### WHAT THE TASK ASKS:
Rewrite the lines below, changing every "Patent image size" to "Drawing dimensions" and keeping everything else the same. Leave the pictures out of your answer.

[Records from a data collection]
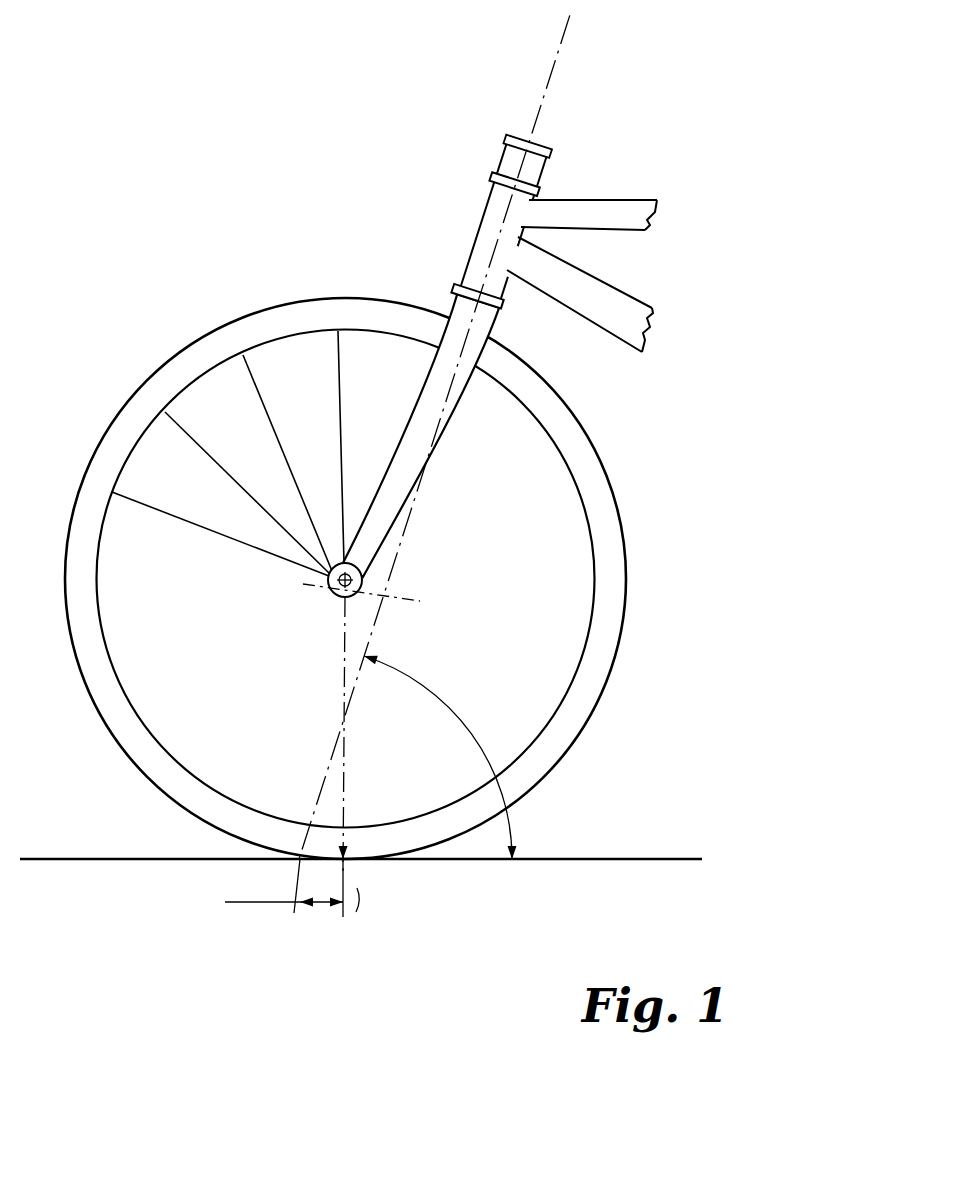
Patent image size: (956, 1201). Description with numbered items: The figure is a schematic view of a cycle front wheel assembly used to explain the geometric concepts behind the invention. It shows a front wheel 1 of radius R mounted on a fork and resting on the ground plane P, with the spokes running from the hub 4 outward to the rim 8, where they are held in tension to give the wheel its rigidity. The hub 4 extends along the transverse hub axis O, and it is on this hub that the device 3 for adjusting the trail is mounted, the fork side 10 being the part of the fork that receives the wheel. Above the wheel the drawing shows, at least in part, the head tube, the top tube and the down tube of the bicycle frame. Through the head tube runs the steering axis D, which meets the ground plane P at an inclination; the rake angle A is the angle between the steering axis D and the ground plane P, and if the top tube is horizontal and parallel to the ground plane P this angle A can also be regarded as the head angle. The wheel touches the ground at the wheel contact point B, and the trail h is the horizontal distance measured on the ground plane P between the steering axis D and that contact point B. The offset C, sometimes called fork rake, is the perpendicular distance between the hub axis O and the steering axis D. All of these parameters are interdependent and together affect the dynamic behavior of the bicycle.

The wheel 1 is at (373, 578).
The device for adjusting the trail 3 is at (357, 515).
The hub 4 is at (320, 578).
The rim 8 is at (606, 597).
The fork side 10 is at (433, 372).
The steering axis D is at (547, 73).
The offset C is at (352, 561).
The hub axis O is at (330, 593).
The rake angle A is at (440, 757).
The radius R is at (350, 801).
The wheel contact point B is at (342, 900).
The trail h is at (292, 888).
The ground plane P is at (648, 860).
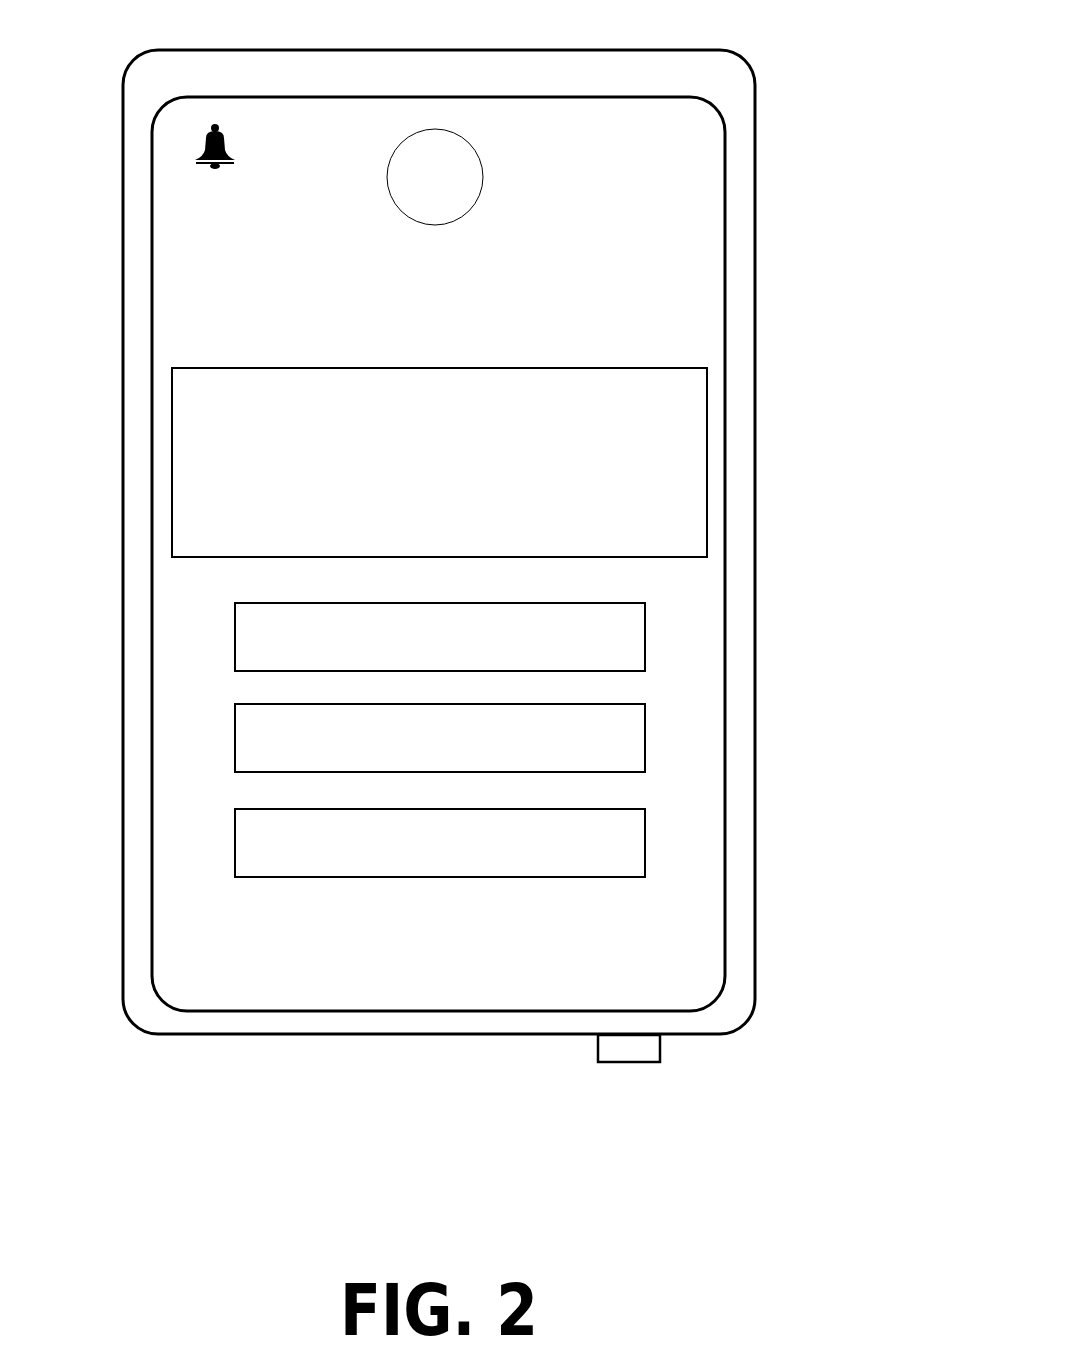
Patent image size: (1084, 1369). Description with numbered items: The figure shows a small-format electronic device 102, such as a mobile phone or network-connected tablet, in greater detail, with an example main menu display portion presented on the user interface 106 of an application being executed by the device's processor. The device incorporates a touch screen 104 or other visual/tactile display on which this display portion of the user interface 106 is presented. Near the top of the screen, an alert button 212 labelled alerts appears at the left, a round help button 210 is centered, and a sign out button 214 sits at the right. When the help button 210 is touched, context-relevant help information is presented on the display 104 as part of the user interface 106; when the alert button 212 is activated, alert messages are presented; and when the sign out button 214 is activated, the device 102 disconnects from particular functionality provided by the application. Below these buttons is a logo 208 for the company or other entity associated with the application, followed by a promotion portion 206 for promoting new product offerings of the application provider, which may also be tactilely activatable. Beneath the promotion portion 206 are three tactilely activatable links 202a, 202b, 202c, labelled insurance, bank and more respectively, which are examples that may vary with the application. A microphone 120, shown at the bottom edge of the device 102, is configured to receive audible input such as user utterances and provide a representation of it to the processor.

The small-format electronic device 102 is at (500, 517).
The touch screen 104 is at (512, 505).
The user interface 106 is at (668, 245).
The microphone 120 is at (635, 1063).
The tactilely activatable link 202a is at (550, 610).
The tactilely activatable link 202b is at (623, 698).
The tactilely activatable link 202c is at (430, 865).
The promotion portion 206 is at (690, 440).
The logo 208 is at (543, 293).
The help button 210 is at (457, 155).
The alert button 212 is at (237, 147).
The sign out button 214 is at (693, 165).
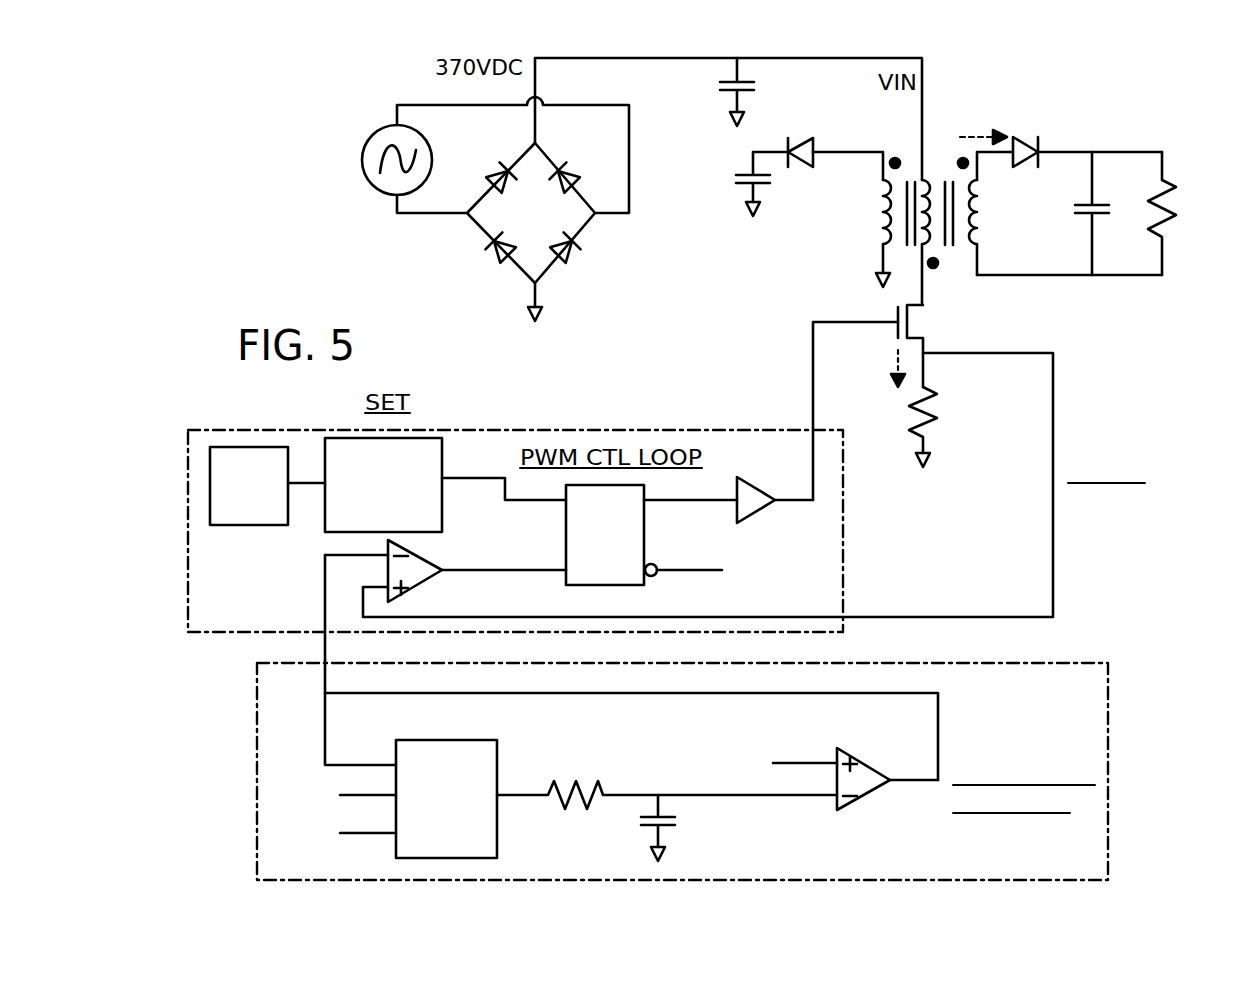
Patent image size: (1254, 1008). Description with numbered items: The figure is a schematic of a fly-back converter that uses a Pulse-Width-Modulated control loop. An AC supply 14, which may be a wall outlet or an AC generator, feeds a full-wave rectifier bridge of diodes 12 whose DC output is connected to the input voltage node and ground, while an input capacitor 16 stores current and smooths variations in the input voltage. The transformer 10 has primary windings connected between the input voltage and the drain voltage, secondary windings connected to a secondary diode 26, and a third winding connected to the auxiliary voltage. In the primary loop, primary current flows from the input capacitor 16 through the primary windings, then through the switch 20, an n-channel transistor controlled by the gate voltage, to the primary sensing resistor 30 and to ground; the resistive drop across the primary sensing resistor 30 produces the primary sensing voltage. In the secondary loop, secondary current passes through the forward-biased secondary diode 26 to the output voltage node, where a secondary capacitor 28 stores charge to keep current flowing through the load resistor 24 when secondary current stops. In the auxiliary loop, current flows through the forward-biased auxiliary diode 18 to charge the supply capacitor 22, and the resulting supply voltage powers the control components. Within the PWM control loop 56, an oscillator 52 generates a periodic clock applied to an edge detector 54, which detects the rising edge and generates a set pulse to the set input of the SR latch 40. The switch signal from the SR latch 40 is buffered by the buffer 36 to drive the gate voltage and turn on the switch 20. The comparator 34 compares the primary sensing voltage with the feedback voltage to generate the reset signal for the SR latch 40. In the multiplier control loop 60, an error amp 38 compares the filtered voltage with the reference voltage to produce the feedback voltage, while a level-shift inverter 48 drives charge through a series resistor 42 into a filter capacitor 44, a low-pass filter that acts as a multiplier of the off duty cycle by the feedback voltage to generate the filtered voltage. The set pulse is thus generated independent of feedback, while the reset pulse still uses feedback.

The transformer 10 is at (978, 226).
The bridge of diodes 12 is at (493, 171).
The AC supply 14 is at (371, 137).
The input capacitor 16 is at (720, 91).
The auxiliary diode 18 is at (807, 139).
The switch 20 is at (916, 330).
The VCC capacitor 22 is at (744, 181).
The load resistor 24 is at (1168, 200).
The secondary diode 26 is at (1025, 139).
The secondary capacitor 28 is at (1078, 213).
The primary sensing resistor 30 is at (932, 430).
The comparator 34 is at (418, 549).
The buffer 36 is at (768, 512).
The error amp 38 is at (866, 797).
The SR latch 40 is at (615, 547).
The series resistor 42 is at (566, 806).
The filter capacitor 44 is at (646, 823).
The level-shift inverter 48 is at (468, 841).
The oscillator 52 is at (275, 515).
The edge detector 54 is at (397, 517).
The PWM control loop 56 is at (498, 468).
The multiplier control loop 60 is at (1065, 841).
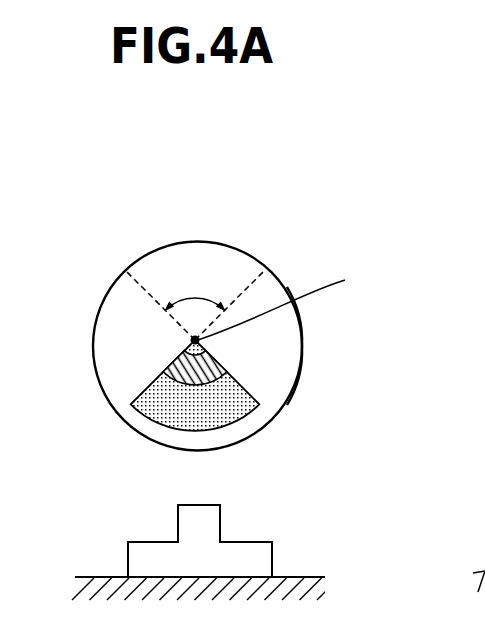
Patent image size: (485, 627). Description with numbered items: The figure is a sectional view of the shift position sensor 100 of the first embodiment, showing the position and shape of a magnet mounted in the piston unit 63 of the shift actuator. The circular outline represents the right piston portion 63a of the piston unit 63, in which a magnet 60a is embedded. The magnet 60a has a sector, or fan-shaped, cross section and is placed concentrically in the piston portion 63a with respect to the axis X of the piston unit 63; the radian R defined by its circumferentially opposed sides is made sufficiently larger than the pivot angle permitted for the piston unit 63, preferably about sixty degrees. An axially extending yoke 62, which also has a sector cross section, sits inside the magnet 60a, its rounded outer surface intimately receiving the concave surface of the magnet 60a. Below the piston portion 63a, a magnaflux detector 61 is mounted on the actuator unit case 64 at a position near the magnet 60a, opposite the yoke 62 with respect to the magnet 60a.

The probe / measuring apparatus 100 is at (328, 135).
The piston unit 63 is at (262, 251).
The piston portion 63a is at (302, 338).
The magnet 60a is at (232, 398).
The yoke 62 is at (192, 363).
The magnaflux detector 61 is at (203, 520).
The actuator unit case 64 is at (297, 577).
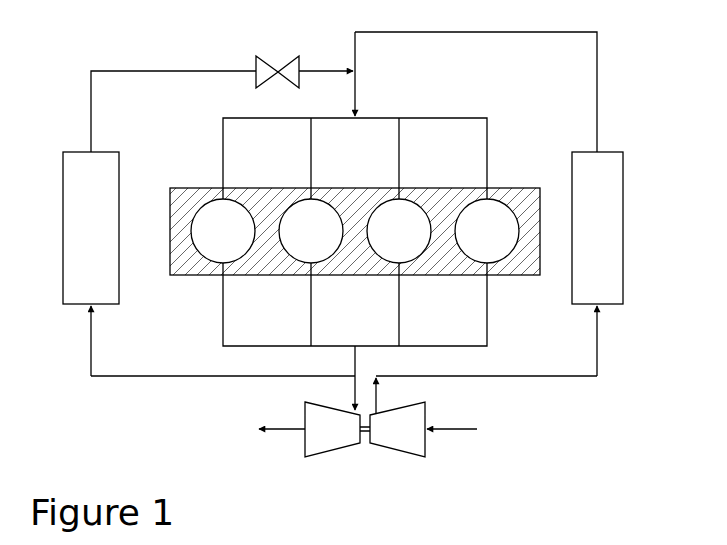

### FINISHED ANSWER:
Drawing dimensions: (956, 1201). Description with numbered items: The figure is a schematic view of a cycle front wheel assembly used to explain the geometric concepts behind the invention. It shows a front wheel 1 of radius R mounted on a fork and resting on the ground plane P, with the spokes running from the hub 4 outward to the rim 8, where they are held in tension to give the wheel its rigidity. The hub 4 extends along the transverse hub axis O, and it is on this hub that the device 3 for adjusting the trail is mounted, the fork side 10 being the part of the fork that receives the wheel. Above the wheel the drawing shows, at least in part, the head tube, the top tube and the down tube of the bicycle frame. Through the head tube runs the steering axis D, which meets the ground plane P at an inclination; the rake angle A is the angle between the steering axis D and the ground plane P, and if the top tube is horizontal and parallel to the ground plane P this angle A can also be regarded as the head angle. The wheel touches the ground at the wheel contact point B, and the trail h is the horizontal distance measured on the ground plane P between the steering axis D and that contact point B. The offset C, sometimes called fork rake, is the perpendicular distance between the hub axis O and the steering axis D. All of these parameters are interdependent and together affect the dynamic behavior of the bicycle.

The wheel 1 is at (373, 578).
The device for adjusting the trail 3 is at (357, 515).
The hub 4 is at (320, 578).
The rim 8 is at (606, 597).
The fork side 10 is at (433, 372).
The steering axis D is at (547, 73).
The offset C is at (352, 561).
The hub axis O is at (330, 593).
The rake angle A is at (440, 757).
The radius R is at (350, 801).
The wheel contact point B is at (342, 900).
The trail h is at (292, 888).
The ground plane P is at (648, 860).
Drawing dimensions: (1084, 1369). Description with numbered items: The figure shows a small-format electronic device 102, such as a mobile phone or network-connected tablet, in greater detail, with an example main menu display portion presented on the user interface 106 of an application being executed by the device's processor. The device incorporates a touch screen 104 or other visual/tactile display on which this display portion of the user interface 106 is presented. Near the top of the screen, an alert button 212 labelled alerts appears at the left, a round help button 210 is centered, and a sign out button 214 sits at the right. When the help button 210 is touched, context-relevant help information is presented on the display 104 as part of the user interface 106; when the alert button 212 is activated, alert messages are presented; and when the sign out button 214 is activated, the device 102 disconnects from particular functionality provided by the application. Below these buttons is a logo 208 for the company or other entity associated with the application, followed by a promotion portion 206 for promoting new product offerings of the application provider, which may also be tactilely activatable. Beneath the promotion portion 206 are three tactilely activatable links 202a, 202b, 202c, labelled insurance, bank and more respectively, which are examples that may vary with the application. A microphone 120, shown at the bottom edge of the device 102, is configured to receive audible input such as user utterances and provide a representation of it to the processor.

The small-format electronic device 102 is at (500, 517).
The touch screen 104 is at (512, 505).
The user interface 106 is at (668, 245).
The microphone 120 is at (635, 1063).
The tactilely activatable link 202a is at (550, 610).
The tactilely activatable link 202b is at (623, 698).
The tactilely activatable link 202c is at (430, 865).
The promotion portion 206 is at (690, 440).
The logo 208 is at (543, 293).
The help button 210 is at (457, 155).
The alert button 212 is at (237, 147).
The sign out button 214 is at (693, 165).
Drawing dimensions: (1254, 1008). Description with numbered items: The figure is a schematic of a fly-back converter that uses a Pulse-Width-Modulated control loop. An AC supply 14, which may be a wall outlet or an AC generator, feeds a full-wave rectifier bridge of diodes 12 whose DC output is connected to the input voltage node and ground, while an input capacitor 16 stores current and smooths variations in the input voltage. The transformer 10 has primary windings connected between the input voltage and the drain voltage, secondary windings connected to a secondary diode 26, and a third winding connected to the auxiliary voltage. In the primary loop, primary current flows from the input capacitor 16 through the primary windings, then through the switch 20, an n-channel transistor controlled by the gate voltage, to the primary sensing resistor 30 and to ground; the resistive drop across the primary sensing resistor 30 produces the primary sensing voltage. In the secondary loop, secondary current passes through the forward-biased secondary diode 26 to the output voltage node, where a secondary capacitor 28 stores charge to keep current flowing through the load resistor 24 when secondary current stops. In the auxiliary loop, current flows through the forward-biased auxiliary diode 18 to charge the supply capacitor 22, and the resulting supply voltage powers the control components. Within the PWM control loop 56, an oscillator 52 generates a periodic clock applied to an edge detector 54, which detects the rising edge and generates a set pulse to the set input of the SR latch 40. The switch signal from the SR latch 40 is buffered by the buffer 36 to drive the gate voltage and turn on the switch 20. The comparator 34 compares the primary sensing voltage with the feedback voltage to generate the reset signal for the SR latch 40. In the multiplier control loop 60, an error amp 38 compares the filtered voltage with the reference voltage to produce the feedback voltage, while a level-shift inverter 48 drives charge through a series resistor 42 into a filter capacitor 44, a low-pass filter that acts as a multiplier of the off duty cycle by the feedback voltage to generate the filtered voltage. The set pulse is thus generated independent of feedback, while the reset pulse still uses feedback.

The transformer 10 is at (978, 226).
The bridge of diodes 12 is at (493, 171).
The AC supply 14 is at (371, 137).
The input capacitor 16 is at (720, 91).
The auxiliary diode 18 is at (807, 139).
The switch 20 is at (916, 330).
The VCC capacitor 22 is at (744, 181).
The load resistor 24 is at (1168, 200).
The secondary diode 26 is at (1025, 139).
The secondary capacitor 28 is at (1078, 213).
The primary sensing resistor 30 is at (932, 430).
The comparator 34 is at (418, 549).
The buffer 36 is at (768, 512).
The error amp 38 is at (866, 797).
The SR latch 40 is at (615, 547).
The series resistor 42 is at (566, 806).
The filter capacitor 44 is at (646, 823).
The level-shift inverter 48 is at (468, 841).
The oscillator 52 is at (275, 515).
The edge detector 54 is at (397, 517).
The PWM control loop 56 is at (498, 468).
The multiplier control loop 60 is at (1065, 841).
Drawing dimensions: (485, 627). Description with numbered items: The figure is a sectional view of the shift position sensor 100 of the first embodiment, showing the position and shape of a magnet mounted in the piston unit 63 of the shift actuator. The circular outline represents the right piston portion 63a of the piston unit 63, in which a magnet 60a is embedded. The magnet 60a has a sector, or fan-shaped, cross section and is placed concentrically in the piston portion 63a with respect to the axis X of the piston unit 63; the radian R defined by its circumferentially opposed sides is made sufficiently larger than the pivot angle permitted for the piston unit 63, preferably about sixty degrees. An axially extending yoke 62, which also has a sector cross section, sits inside the magnet 60a, its rounded outer surface intimately receiving the concave surface of the magnet 60a. Below the piston portion 63a, a magnaflux detector 61 is mounted on the actuator unit case 64 at a position near the magnet 60a, opposite the yoke 62 with respect to the magnet 60a.

The probe / measuring apparatus 100 is at (328, 135).
The piston unit 63 is at (262, 251).
The piston portion 63a is at (302, 338).
The magnet 60a is at (232, 398).
The yoke 62 is at (192, 363).
The magnaflux detector 61 is at (203, 520).
The actuator unit case 64 is at (297, 577).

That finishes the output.